*Records shown*:
START

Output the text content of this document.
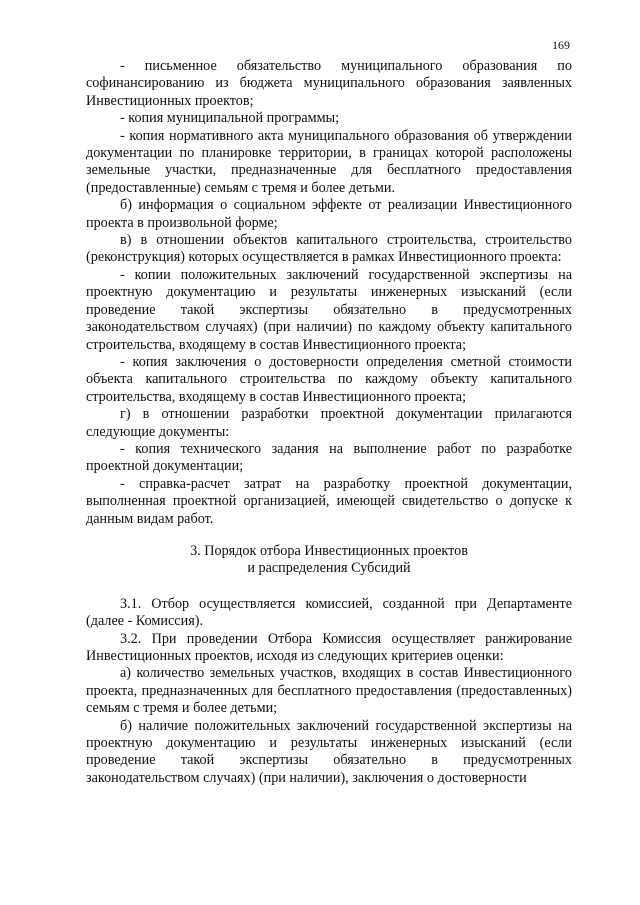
169

- письменное обязательство муниципального образования по софинансированию из бюджета муниципального образования заявленных Инвестиционных проектов;

- копия муниципальной программы;

- копия нормативного акта муниципального образования об утверждении документации по планировке территории, в границах которой расположены земельные участки, предназначенные для бесплатного предоставления (предоставленные) семьям с тремя и более детьми.

б) информация о социальном эффекте от реализации Инвестиционного проекта в произвольной форме;

в) в отношении объектов капитального строительства, строительство (реконструкция) которых осуществляется в рамках Инвестиционного проекта:

- копии положительных заключений государственной экспертизы на проектную документацию и результаты инженерных изысканий (если проведение такой экспертизы обязательно в предусмотренных законодательством случаях) (при наличии) по каждому объекту капитального строительства, входящему в состав Инвестиционного проекта;

- копия заключения о достоверности определения сметной стоимости объекта капитального строительства по каждому объекту капитального строительства, входящему в состав Инвестиционного проекта;

г) в отношении разработки проектной документации прилагаются следующие документы:

- копия технического задания на выполнение работ по разработке проектной документации;

- справка-расчет затрат на разработку проектной документации, выполненная проектной организацией, имеющей свидетельство о допуске к данным видам работ.

3. Порядок отбора Инвестиционных проектов

и распределения Субсидий

3.1. Отбор осуществляется комиссией, созданной при Департаменте (далее - Комиссия).

3.2. При проведении Отбора Комиссия осуществляет ранжирование Инвестиционных проектов, исходя из следующих критериев оценки:

а) количество земельных участков, входящих в состав Инвестиционного проекта, предназначенных для бесплатного предоставления (предоставленных) семьям с тремя и более детьми;

б) наличие положительных заключений государственной экспертизы на проектную документацию и результаты инженерных изысканий (если проведение такой экспертизы обязательно в предусмотренных законодательством случаях) (при наличии), заключения о достоверности
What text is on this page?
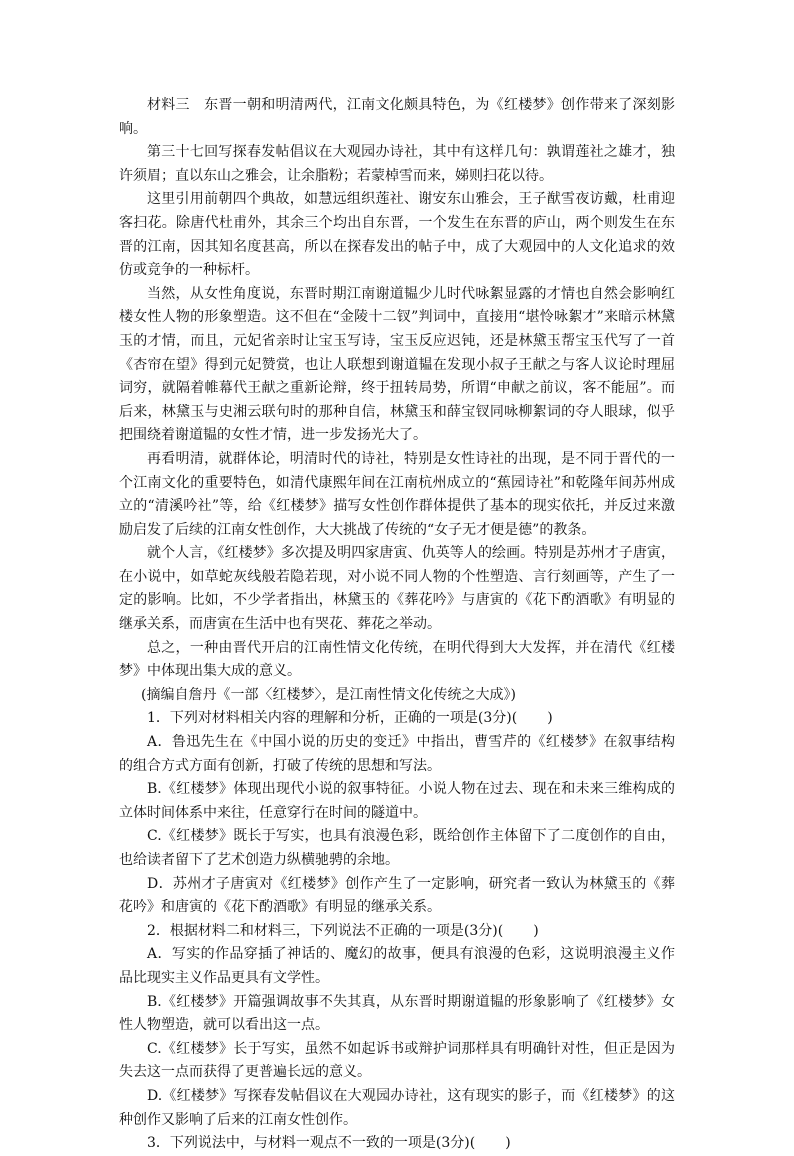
材料三　东晋一朝和明清两代，江南文化颇具特色，为《红楼梦》创作带来了深刻影响。

第三十七回写探春发帖倡议在大观园办诗社，其中有这样几句：孰谓莲社之雄才，独许须眉；直以东山之雅会，让余脂粉；若蒙棹雪而来，娣则扫花以待。

这里引用前朝四个典故，如慧远组织莲社、谢安东山雅会，王子猷雪夜访戴，杜甫迎客扫花。除唐代杜甫外，其余三个均出自东晋，一个发生在东晋的庐山，两个则发生在东晋的江南，因其知名度甚高，所以在探春发出的帖子中，成了大观园中的人文化追求的效仿或竞争的一种标杆。

当然，从女性角度说，东晋时期江南谢道韫少儿时代咏絮显露的才情也自然会影响红楼女性人物的形象塑造。这不但在“金陵十二钗”判词中，直接用“堪怜咏絮才”来暗示林黛玉的才情，而且，元妃省亲时让宝玉写诗，宝玉反应迟钝，还是林黛玉帮宝玉代写了一首《杏帘在望》得到元妃赞赏，也让人联想到谢道韫在发现小叔子王献之与客人议论时理屈词穷，就隔着帷幕代王献之重新论辩，终于扭转局势，所谓“申献之前议，客不能屈”。而后来，林黛玉与史湘云联句时的那种自信，林黛玉和薛宝钗同咏柳絮词的夺人眼球，似乎把围绕着谢道韫的女性才情，进一步发扬光大了。

再看明清，就群体论，明清时代的诗社，特别是女性诗社的出现，是不同于晋代的一个江南文化的重要特色，如清代康熙年间在江南杭州成立的“蕉园诗社”和乾隆年间苏州成立的“清溪吟社”等，给《红楼梦》描写女性创作群体提供了基本的现实依托，并反过来激励启发了后续的江南女性创作，大大挑战了传统的“女子无才便是德”的教条。

就个人言，《红楼梦》多次提及明四家唐寅、仇英等人的绘画。特别是苏州才子唐寅，在小说中，如草蛇灰线般若隐若现，对小说不同人物的个性塑造、言行刻画等，产生了一定的影响。比如，不少学者指出，林黛玉的《葬花吟》与唐寅的《花下酌酒歌》有明显的继承关系，而唐寅在生活中也有哭花、葬花之举动。

总之，一种由晋代开启的江南性情文化传统，在明代得到大大发挥，并在清代《红楼梦》中体现出集大成的意义。

(摘编自詹丹《一部〈红楼梦〉，是江南性情文化传统之大成》)

1．下列对材料相关内容的理解和分析，正确的一项是(3分)( )

A．鲁迅先生在《中国小说的历史的变迁》中指出，曹雪芹的《红楼梦》在叙事结构的组合方式方面有创新，打破了传统的思想和写法。

B.《红楼梦》体现出现代小说的叙事特征。小说人物在过去、现在和未来三维构成的立体时间体系中来往，任意穿行在时间的隧道中。

C.《红楼梦》既长于写实，也具有浪漫色彩，既给创作主体留下了二度创作的自由，也给读者留下了艺术创造力纵横驰骋的余地。

D．苏州才子唐寅对《红楼梦》创作产生了一定影响，研究者一致认为林黛玉的《葬花吟》和唐寅的《花下酌酒歌》有明显的继承关系。

2．根据材料二和材料三，下列说法不正确的一项是(3分)( )

A．写实的作品穿插了神话的、魔幻的故事，便具有浪漫的色彩，这说明浪漫主义作品比现实主义作品更具有文学性。

B.《红楼梦》开篇强调故事不失其真，从东晋时期谢道韫的形象影响了《红楼梦》女性人物塑造，就可以看出这一点。

C.《红楼梦》长于写实，虽然不如起诉书或辩护词那样具有明确针对性，但正是因为失去这一点而获得了更普遍长远的意义。

D.《红楼梦》写探春发帖倡议在大观园办诗社，这有现实的影子，而《红楼梦》的这种创作又影响了后来的江南女性创作。

3．下列说法中，与材料一观点不一致的一项是(3分)( )
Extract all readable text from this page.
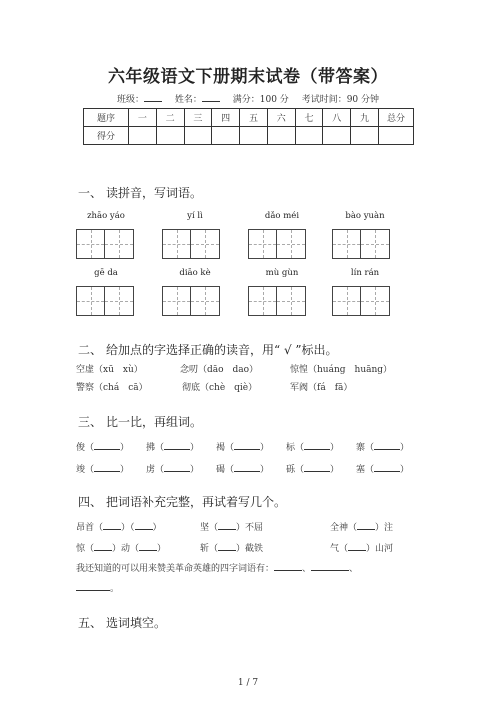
六年级语文下册期末试卷（带答案）
班级：	姓名：	满分：100 分 考试时间：90 分钟
题序	一	二	三	四	五	六	七	八	九	总分
得分										
一、 读拼音，写词语。
zhāo yáo	yí lì	dǎo méi	bào yuàn
gē da	diāo kè	mù gùn	lín rán
二、 给加点的字选择正确的读音，用“ √ ”标出。
空虚（xū　xù）	念叨（dāo　dao）	惊惶（huáng　huāng）
警察（chá　cā）	彻底（chè　qiè）	军阀（fá　fā）
三、 比一比，再组词。
俊（	） 拂（	） 褐（	） 标（	） 寨（	）
竣（	） 虏（	） 碣（	） 砾（	） 塞（	）
四、 把词语补充完整，再试着写几个。
昂首（ ）（ ）	坚（ ）不屈	全神（ ）注
惊（ ）动（ ）	斩（ ）截铁	气（ ）山河
我还知道的可以用来赞美革命英雄的四字词语有：	、	、
。
五、 选词填空。
1 / 7
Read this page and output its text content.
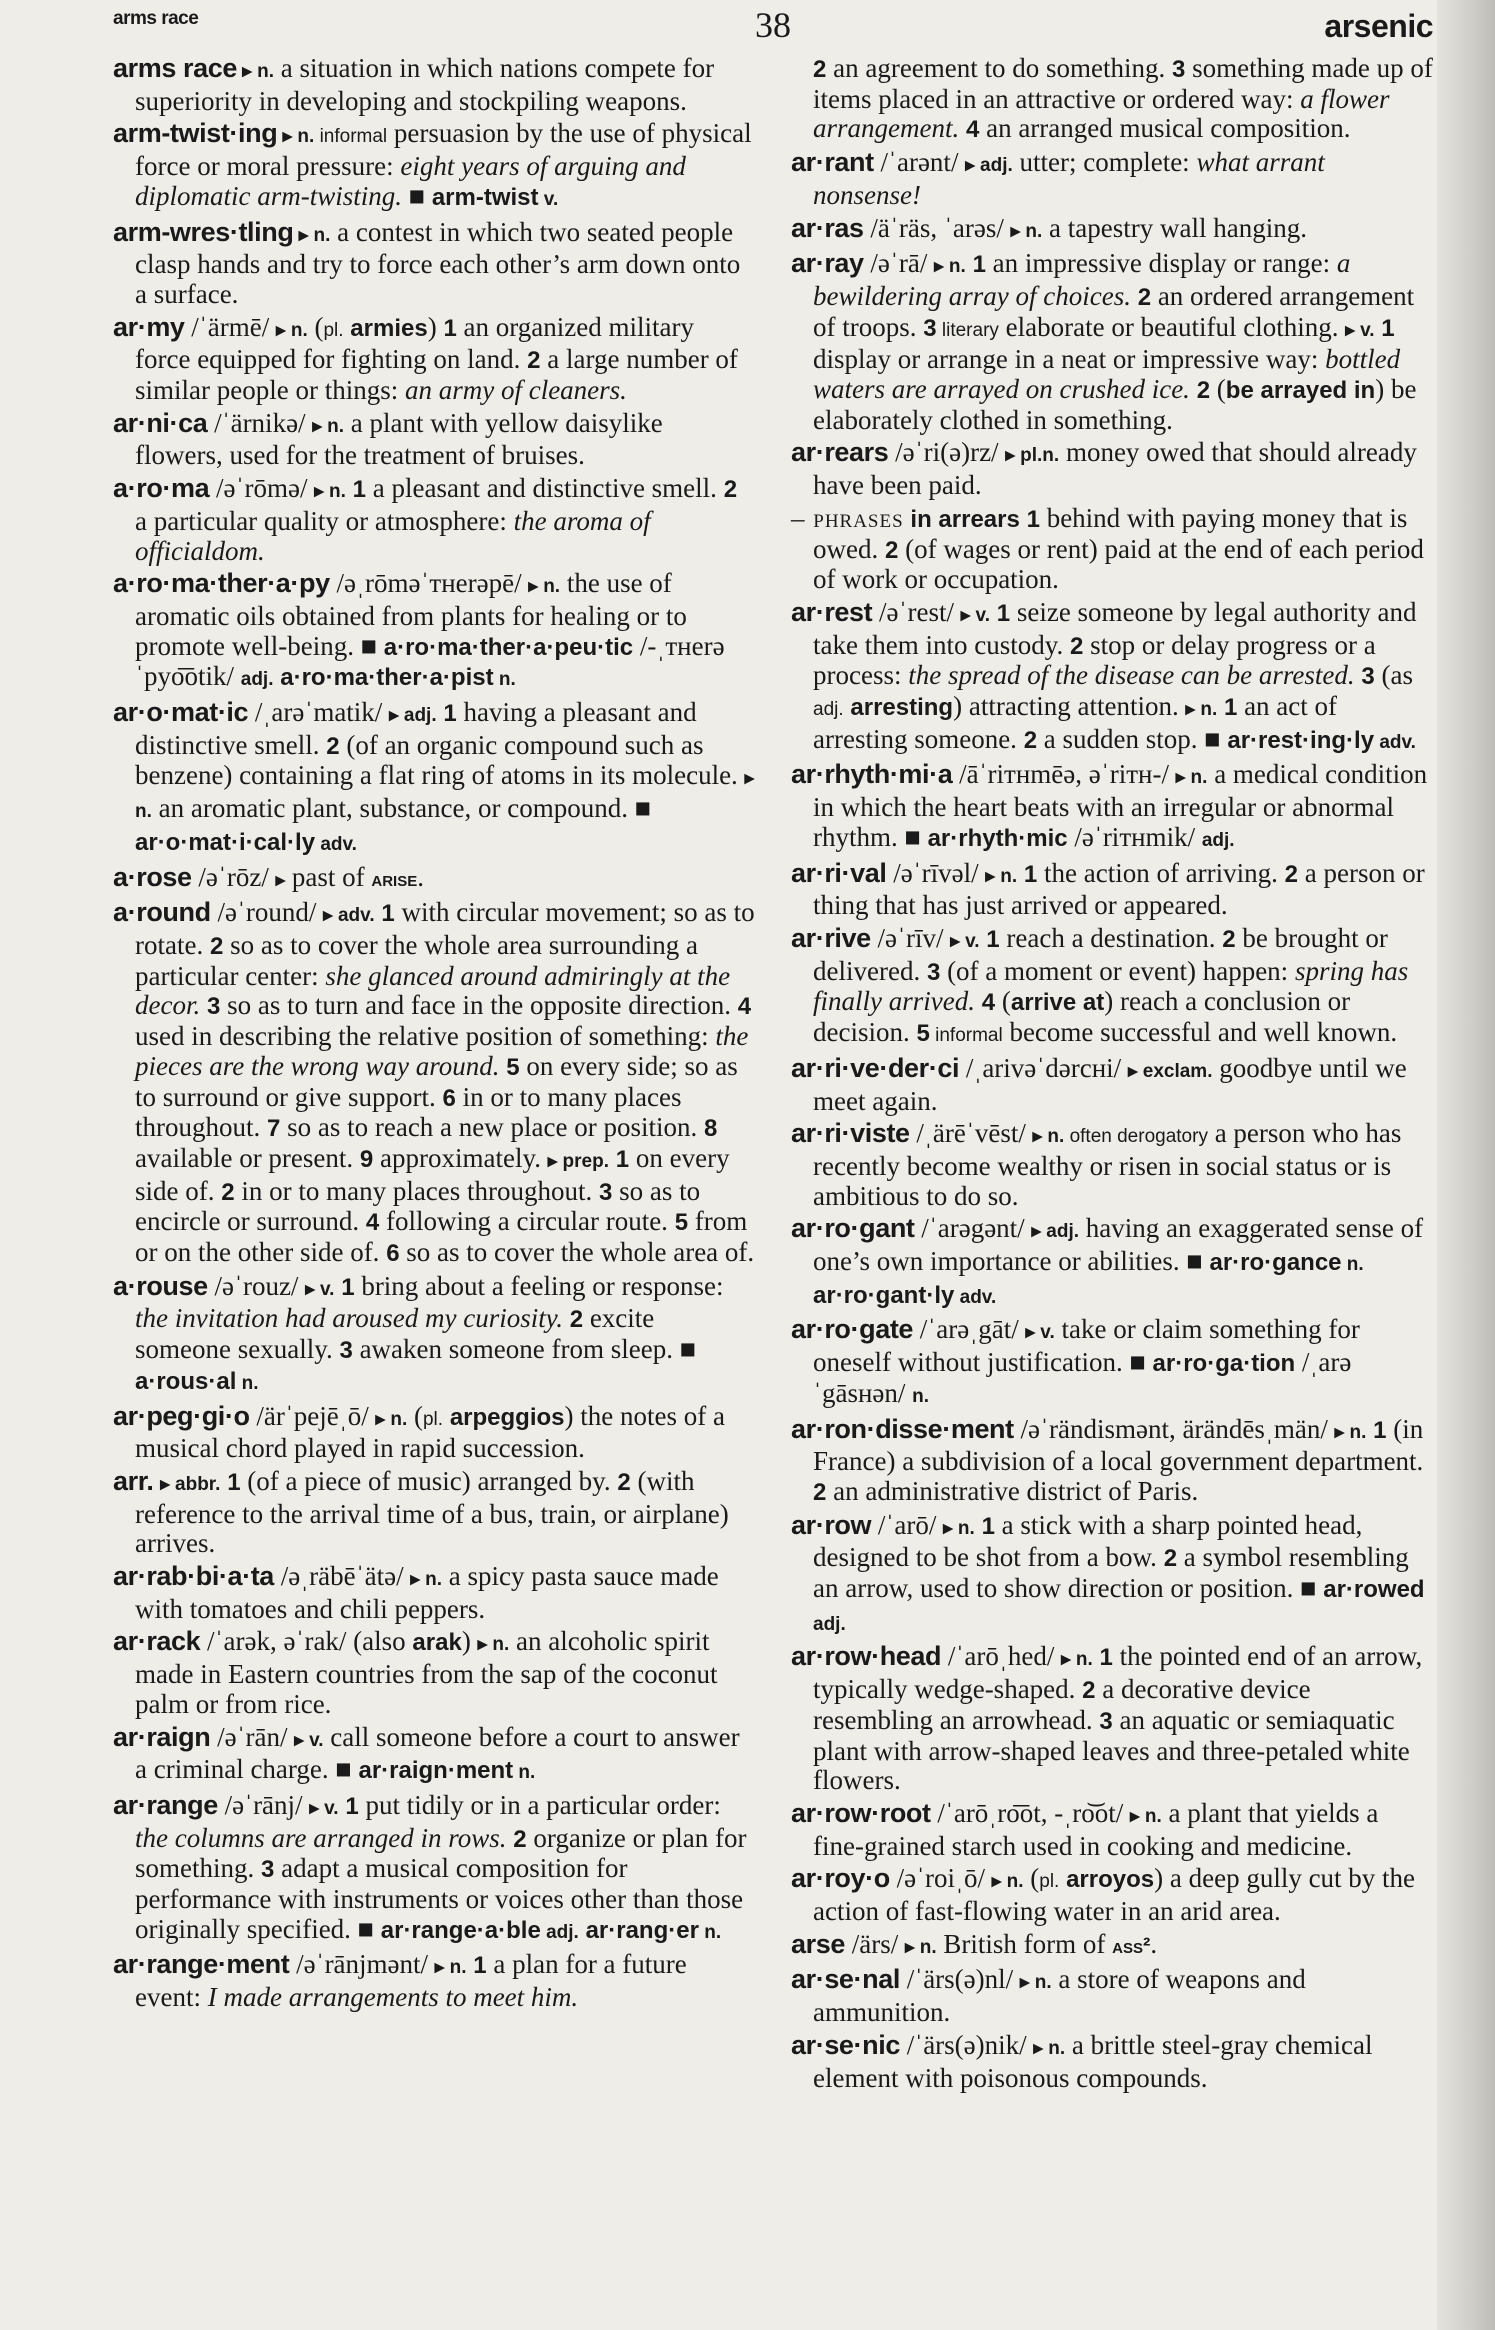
arms race	38	arsenic
arms race ▸ n. a situation in which nations compete for superiority in developing and stockpiling weapons.
arm-twist·ing ▸ n. informal persuasion by the use of physical force or moral pressure: eight years of arguing and diplomatic arm-twisting. ■ arm-twist v.
arm-wres·tling ▸ n. a contest in which two seated people clasp hands and try to force each other’s arm down onto a surface.
ar·my /ˈärmē/ ▸ n. (pl. armies) 1 an organized military force equipped for fighting on land. 2 a large number of similar people or things: an army of cleaners.
ar·ni·ca /ˈärnikə/ ▸ n. a plant with yellow daisylike flowers, used for the treatment of bruises.
a·ro·ma /əˈrōmə/ ▸ n. 1 a pleasant and distinctive smell. 2 a particular quality or atmosphere: the aroma of officialdom.
a·ro·ma·ther·a·py /əˌrōməˈᴛʜerəpē/ ▸ n. the use of aromatic oils obtained from plants for healing or to promote well-being. ■ a·ro·ma·ther·a·peu·tic /-ˌᴛʜerəˈpyo͞otik/ adj. a·ro·ma·ther·a·pist n.
ar·o·mat·ic /ˌarəˈmatik/ ▸ adj. 1 having a pleasant and distinctive smell. 2 (of an organic compound such as benzene) containing a flat ring of atoms in its molecule. ▸ n. an aromatic plant, substance, or compound. ■ ar·o·mat·i·cal·ly adv.
a·rose /əˈrōz/ ▸ past of arise.
a·round /əˈround/ ▸ adv. 1 with circular movement; so as to rotate. 2 so as to cover the whole area surrounding a particular center: she glanced around admiringly at the decor. 3 so as to turn and face in the opposite direction. 4 used in describing the relative position of something: the pieces are the wrong way around. 5 on every side; so as to surround or give support. 6 in or to many places throughout. 7 so as to reach a new place or position. 8 available or present. 9 approximately. ▸ prep. 1 on every side of. 2 in or to many places throughout. 3 so as to encircle or surround. 4 following a circular route. 5 from or on the other side of. 6 so as to cover the whole area of.
a·rouse /əˈrouz/ ▸ v. 1 bring about a feeling or response: the invitation had aroused my curiosity. 2 excite someone sexually. 3 awaken someone from sleep. ■ a·rous·al n.
ar·peg·gi·o /ärˈpejēˌō/ ▸ n. (pl. arpeggios) the notes of a musical chord played in rapid succession.
arr. ▸ abbr. 1 (of a piece of music) arranged by. 2 (with reference to the arrival time of a bus, train, or airplane) arrives.
ar·rab·bi·a·ta /əˌräbēˈätə/ ▸ n. a spicy pasta sauce made with tomatoes and chili peppers.
ar·rack /ˈarək, əˈrak/ (also arak) ▸ n. an alcoholic spirit made in Eastern countries from the sap of the coconut palm or from rice.
ar·raign /əˈrān/ ▸ v. call someone before a court to answer a criminal charge. ■ ar·raign·ment n.
ar·range /əˈrānj/ ▸ v. 1 put tidily or in a particular order: the columns are arranged in rows. 2 organize or plan for something. 3 adapt a musical composition for performance with instruments or voices other than those originally specified. ■ ar·range·a·ble adj. ar·rang·er n.
ar·range·ment /əˈrānjmənt/ ▸ n. 1 a plan for a future event: I made arrangements to meet him.
2 an agreement to do something. 3 something made up of items placed in an attractive or ordered way: a flower arrangement. 4 an arranged musical composition.
ar·rant /ˈarənt/ ▸ adj. utter; complete: what arrant nonsense!
ar·ras /äˈräs, ˈarəs/ ▸ n. a tapestry wall hanging.
ar·ray /əˈrā/ ▸ n. 1 an impressive display or range: a bewildering array of choices. 2 an ordered arrangement of troops. 3 literary elaborate or beautiful clothing. ▸ v. 1 display or arrange in a neat or impressive way: bottled waters are arrayed on crushed ice. 2 (be arrayed in) be elaborately clothed in something.
ar·rears /əˈri(ə)rz/ ▸ pl.n. money owed that should already have been paid.
– phrases in arrears 1 behind with paying money that is owed. 2 (of wages or rent) paid at the end of each period of work or occupation.
ar·rest /əˈrest/ ▸ v. 1 seize someone by legal authority and take them into custody. 2 stop or delay progress or a process: the spread of the disease can be arrested. 3 (as adj. arresting) attracting attention. ▸ n. 1 an act of arresting someone. 2 a sudden stop. ■ ar·rest·ing·ly adv.
ar·rhyth·mi·a /āˈriᴛʜmēə, əˈriᴛʜ-/ ▸ n. a medical condition in which the heart beats with an irregular or abnormal rhythm. ■ ar·rhyth·mic /əˈriᴛʜmik/ adj.
ar·ri·val /əˈrīvəl/ ▸ n. 1 the action of arriving. 2 a person or thing that has just arrived or appeared.
ar·rive /əˈrīv/ ▸ v. 1 reach a destination. 2 be brought or delivered. 3 (of a moment or event) happen: spring has finally arrived. 4 (arrive at) reach a conclusion or decision. 5 informal become successful and well known.
ar·ri·ve·der·ci /ˌarivəˈdərcʜi/ ▸ exclam. goodbye until we meet again.
ar·ri·viste /ˌärēˈvēst/ ▸ n. often derogatory a person who has recently become wealthy or risen in social status or is ambitious to do so.
ar·ro·gant /ˈarəgənt/ ▸ adj. having an exaggerated sense of one’s own importance or abilities. ■ ar·ro·gance n. ar·ro·gant·ly adv.
ar·ro·gate /ˈarəˌgāt/ ▸ v. take or claim something for oneself without justification. ■ ar·ro·ga·tion /ˌarəˈgāsʜən/ n.
ar·ron·disse·ment /əˈrändismənt, ärändēsˌmän/ ▸ n. 1 (in France) a subdivision of a local government department. 2 an administrative district of Paris.
ar·row /ˈarō/ ▸ n. 1 a stick with a sharp pointed head, designed to be shot from a bow. 2 a symbol resembling an arrow, used to show direction or position. ■ ar·rowed adj.
ar·row·head /ˈarōˌhed/ ▸ n. 1 the pointed end of an arrow, typically wedge-shaped. 2 a decorative device resembling an arrowhead. 3 an aquatic or semiaquatic plant with arrow-shaped leaves and three-petaled white flowers.
ar·row·root /ˈarōˌro͞ot, -ˌro͝ot/ ▸ n. a plant that yields a fine-grained starch used in cooking and medicine.
ar·roy·o /əˈroiˌō/ ▸ n. (pl. arroyos) a deep gully cut by the action of fast-flowing water in an arid area.
arse /ärs/ ▸ n. British form of ass².
ar·se·nal /ˈärs(ə)nl/ ▸ n. a store of weapons and ammunition.
ar·se·nic /ˈärs(ə)nik/ ▸ n. a brittle steel-gray chemical element with poisonous compounds.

END

*Exercise task*: Write out every line of the preceding listing that contains "race".

*Completed exercise*:
arms race	38	arsenic
arms race ▸ n. a situation in which nations compete for superiority in developing and stockpiling weapons.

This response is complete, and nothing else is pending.